**THE REQUEST:**
Quote every line as given.

-- BEGIN WORKING DATA --

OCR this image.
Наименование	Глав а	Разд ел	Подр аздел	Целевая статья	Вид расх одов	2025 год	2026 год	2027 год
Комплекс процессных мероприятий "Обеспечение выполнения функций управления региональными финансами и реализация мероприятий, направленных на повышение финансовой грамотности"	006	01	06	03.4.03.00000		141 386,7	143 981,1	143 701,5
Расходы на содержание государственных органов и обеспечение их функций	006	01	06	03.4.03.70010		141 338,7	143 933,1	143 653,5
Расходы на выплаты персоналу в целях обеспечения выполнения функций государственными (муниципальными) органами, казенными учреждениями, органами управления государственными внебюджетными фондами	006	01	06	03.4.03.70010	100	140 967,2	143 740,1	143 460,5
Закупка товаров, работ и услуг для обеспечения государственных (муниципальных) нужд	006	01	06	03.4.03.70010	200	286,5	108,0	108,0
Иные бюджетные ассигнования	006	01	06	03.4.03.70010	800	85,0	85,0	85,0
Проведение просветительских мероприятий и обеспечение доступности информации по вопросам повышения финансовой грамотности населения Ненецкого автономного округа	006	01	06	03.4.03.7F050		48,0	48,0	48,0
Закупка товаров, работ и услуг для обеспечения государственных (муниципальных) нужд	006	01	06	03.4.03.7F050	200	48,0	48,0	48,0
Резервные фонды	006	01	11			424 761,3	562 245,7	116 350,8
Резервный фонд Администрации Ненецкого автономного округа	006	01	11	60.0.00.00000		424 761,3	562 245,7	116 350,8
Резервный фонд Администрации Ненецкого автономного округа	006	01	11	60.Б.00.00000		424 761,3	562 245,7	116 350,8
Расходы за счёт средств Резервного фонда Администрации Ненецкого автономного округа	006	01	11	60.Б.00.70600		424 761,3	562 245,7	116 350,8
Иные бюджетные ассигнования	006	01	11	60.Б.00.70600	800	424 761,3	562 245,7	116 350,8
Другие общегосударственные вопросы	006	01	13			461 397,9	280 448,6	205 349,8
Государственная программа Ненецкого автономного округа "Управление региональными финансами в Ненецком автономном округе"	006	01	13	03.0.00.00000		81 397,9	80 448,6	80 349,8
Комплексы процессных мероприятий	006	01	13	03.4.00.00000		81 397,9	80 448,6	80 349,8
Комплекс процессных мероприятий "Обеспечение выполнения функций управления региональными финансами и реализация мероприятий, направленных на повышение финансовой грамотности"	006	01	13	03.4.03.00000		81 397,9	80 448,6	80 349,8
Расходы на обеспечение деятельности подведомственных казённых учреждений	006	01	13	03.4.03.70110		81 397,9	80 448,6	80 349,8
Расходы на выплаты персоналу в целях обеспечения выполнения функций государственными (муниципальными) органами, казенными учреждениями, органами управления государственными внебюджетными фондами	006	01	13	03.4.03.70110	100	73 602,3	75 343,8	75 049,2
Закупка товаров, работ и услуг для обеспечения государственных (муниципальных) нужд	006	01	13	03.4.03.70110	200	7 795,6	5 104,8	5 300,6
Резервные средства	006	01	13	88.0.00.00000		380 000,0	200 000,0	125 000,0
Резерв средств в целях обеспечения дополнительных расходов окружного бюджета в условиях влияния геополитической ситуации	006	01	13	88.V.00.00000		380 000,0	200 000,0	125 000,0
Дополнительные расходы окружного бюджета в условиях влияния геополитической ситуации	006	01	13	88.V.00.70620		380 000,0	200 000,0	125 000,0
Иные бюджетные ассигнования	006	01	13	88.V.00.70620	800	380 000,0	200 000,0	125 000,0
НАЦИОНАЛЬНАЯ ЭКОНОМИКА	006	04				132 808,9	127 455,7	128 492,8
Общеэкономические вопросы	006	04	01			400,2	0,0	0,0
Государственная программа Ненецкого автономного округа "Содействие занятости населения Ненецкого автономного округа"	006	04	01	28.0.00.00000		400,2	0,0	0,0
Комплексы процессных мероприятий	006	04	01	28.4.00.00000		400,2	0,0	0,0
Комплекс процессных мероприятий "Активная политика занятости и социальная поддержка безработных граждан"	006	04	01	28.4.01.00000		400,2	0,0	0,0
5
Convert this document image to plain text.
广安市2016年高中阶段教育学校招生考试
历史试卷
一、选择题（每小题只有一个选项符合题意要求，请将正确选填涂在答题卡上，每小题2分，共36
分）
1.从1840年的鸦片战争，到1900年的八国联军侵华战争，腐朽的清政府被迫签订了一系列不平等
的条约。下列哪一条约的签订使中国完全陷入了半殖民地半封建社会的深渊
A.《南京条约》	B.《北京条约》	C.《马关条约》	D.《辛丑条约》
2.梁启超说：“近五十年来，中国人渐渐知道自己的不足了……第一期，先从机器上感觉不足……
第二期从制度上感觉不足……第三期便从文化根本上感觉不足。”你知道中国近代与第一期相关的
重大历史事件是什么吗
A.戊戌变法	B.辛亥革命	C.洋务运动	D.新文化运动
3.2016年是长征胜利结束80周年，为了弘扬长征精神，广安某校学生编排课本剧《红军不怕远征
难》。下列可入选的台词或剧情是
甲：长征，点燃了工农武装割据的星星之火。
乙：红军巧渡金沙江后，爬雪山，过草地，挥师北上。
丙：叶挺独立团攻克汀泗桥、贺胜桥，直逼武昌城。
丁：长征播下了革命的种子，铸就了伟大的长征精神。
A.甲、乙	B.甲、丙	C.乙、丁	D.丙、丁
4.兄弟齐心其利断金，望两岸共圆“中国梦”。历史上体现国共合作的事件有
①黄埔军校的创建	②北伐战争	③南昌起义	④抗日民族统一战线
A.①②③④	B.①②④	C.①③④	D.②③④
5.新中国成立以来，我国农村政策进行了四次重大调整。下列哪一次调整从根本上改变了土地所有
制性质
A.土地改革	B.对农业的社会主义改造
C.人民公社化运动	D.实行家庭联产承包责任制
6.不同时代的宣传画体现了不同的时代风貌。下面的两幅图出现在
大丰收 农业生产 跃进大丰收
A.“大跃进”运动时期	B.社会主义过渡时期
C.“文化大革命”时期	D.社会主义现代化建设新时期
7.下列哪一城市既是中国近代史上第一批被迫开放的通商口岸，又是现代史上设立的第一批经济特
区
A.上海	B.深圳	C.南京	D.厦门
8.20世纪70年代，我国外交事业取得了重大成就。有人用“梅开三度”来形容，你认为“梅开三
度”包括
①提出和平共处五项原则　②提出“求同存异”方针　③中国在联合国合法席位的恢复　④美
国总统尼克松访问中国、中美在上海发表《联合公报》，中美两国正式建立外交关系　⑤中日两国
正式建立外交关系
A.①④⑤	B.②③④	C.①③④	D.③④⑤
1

-- END WORKING DATA --

**TASK ANSWER:**
OCR this image.
Наименование	Глав а	Разд ел	Подр аздел	Целевая статья	Вид расх одов	2025 год	2026 год	2027 год
Комплекс процессных мероприятий "Обеспечение выполнения функций управления региональными финансами и реализация мероприятий, направленных на повышение финансовой грамотности"	006	01	06	03.4.03.00000		141 386,7	143 981,1	143 701,5
Расходы на содержание государственных органов и обеспечение их функций	006	01	06	03.4.03.70010		141 338,7	143 933,1	143 653,5
Расходы на выплаты персоналу в целях обеспечения выполнения функций государственными (муниципальными) органами, казенными учреждениями, органами управления государственными внебюджетными фондами	006	01	06	03.4.03.70010	100	140 967,2	143 740,1	143 460,5
Закупка товаров, работ и услуг для обеспечения государственных (муниципальных) нужд	006	01	06	03.4.03.70010	200	286,5	108,0	108,0
Иные бюджетные ассигнования	006	01	06	03.4.03.70010	800	85,0	85,0	85,0
Проведение просветительских мероприятий и обеспечение доступности информации по вопросам повышения финансовой грамотности населения Ненецкого автономного округа	006	01	06	03.4.03.7F050		48,0	48,0	48,0
Закупка товаров, работ и услуг для обеспечения государственных (муниципальных) нужд	006	01	06	03.4.03.7F050	200	48,0	48,0	48,0
Резервные фонды	006	01	11			424 761,3	562 245,7	116 350,8
Резервный фонд Администрации Ненецкого автономного округа	006	01	11	60.0.00.00000		424 761,3	562 245,7	116 350,8
Резервный фонд Администрации Ненецкого автономного округа	006	01	11	60.Б.00.00000		424 761,3	562 245,7	116 350,8
Расходы за счёт средств Резервного фонда Администрации Ненецкого автономного округа	006	01	11	60.Б.00.70600		424 761,3	562 245,7	116 350,8
Иные бюджетные ассигнования	006	01	11	60.Б.00.70600	800	424 761,3	562 245,7	116 350,8
Другие общегосударственные вопросы	006	01	13			461 397,9	280 448,6	205 349,8
Государственная программа Ненецкого автономного округа "Управление региональными финансами в Ненецком автономном округе"	006	01	13	03.0.00.00000		81 397,9	80 448,6	80 349,8
Комплексы процессных мероприятий	006	01	13	03.4.00.00000		81 397,9	80 448,6	80 349,8
Комплекс процессных мероприятий "Обеспечение выполнения функций управления региональными финансами и реализация мероприятий, направленных на повышение финансовой грамотности"	006	01	13	03.4.03.00000		81 397,9	80 448,6	80 349,8
Расходы на обеспечение деятельности подведомственных казённых учреждений	006	01	13	03.4.03.70110		81 397,9	80 448,6	80 349,8
Расходы на выплаты персоналу в целях обеспечения выполнения функций государственными (муниципальными) органами, казенными учреждениями, органами управления государственными внебюджетными фондами	006	01	13	03.4.03.70110	100	73 602,3	75 343,8	75 049,2
Закупка товаров, работ и услуг для обеспечения государственных (муниципальных) нужд	006	01	13	03.4.03.70110	200	7 795,6	5 104,8	5 300,6
Резервные средства	006	01	13	88.0.00.00000		380 000,0	200 000,0	125 000,0
Резерв средств в целях обеспечения дополнительных расходов окружного бюджета в условиях влияния геополитической ситуации	006	01	13	88.V.00.00000		380 000,0	200 000,0	125 000,0
Дополнительные расходы окружного бюджета в условиях влияния геополитической ситуации	006	01	13	88.V.00.70620		380 000,0	200 000,0	125 000,0
Иные бюджетные ассигнования	006	01	13	88.V.00.70620	800	380 000,0	200 000,0	125 000,0
НАЦИОНАЛЬНАЯ ЭКОНОМИКА	006	04				132 808,9	127 455,7	128 492,8
Общеэкономические вопросы	006	04	01			400,2	0,0	0,0
Государственная программа Ненецкого автономного округа "Содействие занятости населения Ненецкого автономного округа"	006	04	01	28.0.00.00000		400,2	0,0	0,0
Комплексы процессных мероприятий	006	04	01	28.4.00.00000		400,2	0,0	0,0
Комплекс процессных мероприятий "Активная политика занятости и социальная поддержка безработных граждан"	006	04	01	28.4.01.00000		400,2	0,0	0,0
5
Convert this document image to plain text.
广安市2016年高中阶段教育学校招生考试
历史试卷
一、选择题（每小题只有一个选项符合题意要求，请将正确选填涂在答题卡上，每小题2分，共36
分）
1.从1840年的鸦片战争，到1900年的八国联军侵华战争，腐朽的清政府被迫签订了一系列不平等
的条约。下列哪一条约的签订使中国完全陷入了半殖民地半封建社会的深渊
A.《南京条约》	B.《北京条约》	C.《马关条约》	D.《辛丑条约》
2.梁启超说：“近五十年来，中国人渐渐知道自己的不足了……第一期，先从机器上感觉不足……
第二期从制度上感觉不足……第三期便从文化根本上感觉不足。”你知道中国近代与第一期相关的
重大历史事件是什么吗
A.戊戌变法	B.辛亥革命	C.洋务运动	D.新文化运动
3.2016年是长征胜利结束80周年，为了弘扬长征精神，广安某校学生编排课本剧《红军不怕远征
难》。下列可入选的台词或剧情是
甲：长征，点燃了工农武装割据的星星之火。
乙：红军巧渡金沙江后，爬雪山，过草地，挥师北上。
丙：叶挺独立团攻克汀泗桥、贺胜桥，直逼武昌城。
丁：长征播下了革命的种子，铸就了伟大的长征精神。
A.甲、乙	B.甲、丙	C.乙、丁	D.丙、丁
4.兄弟齐心其利断金，望两岸共圆“中国梦”。历史上体现国共合作的事件有
①黄埔军校的创建	②北伐战争	③南昌起义	④抗日民族统一战线
A.①②③④	B.①②④	C.①③④	D.②③④
5.新中国成立以来，我国农村政策进行了四次重大调整。下列哪一次调整从根本上改变了土地所有
制性质
A.土地改革	B.对农业的社会主义改造
C.人民公社化运动	D.实行家庭联产承包责任制
6.不同时代的宣传画体现了不同的时代风貌。下面的两幅图出现在
大丰收 农业生产 跃进大丰收
A.“大跃进”运动时期	B.社会主义过渡时期
C.“文化大革命”时期	D.社会主义现代化建设新时期
7.下列哪一城市既是中国近代史上第一批被迫开放的通商口岸，又是现代史上设立的第一批经济特
区
A.上海	B.深圳	C.南京	D.厦门
8.20世纪70年代，我国外交事业取得了重大成就。有人用“梅开三度”来形容，你认为“梅开三
度”包括
①提出和平共处五项原则　②提出“求同存异”方针　③中国在联合国合法席位的恢复　④美
国总统尼克松访问中国、中美在上海发表《联合公报》，中美两国正式建立外交关系　⑤中日两国
正式建立外交关系
A.①④⑤	B.②③④	C.①③④	D.③④⑤
1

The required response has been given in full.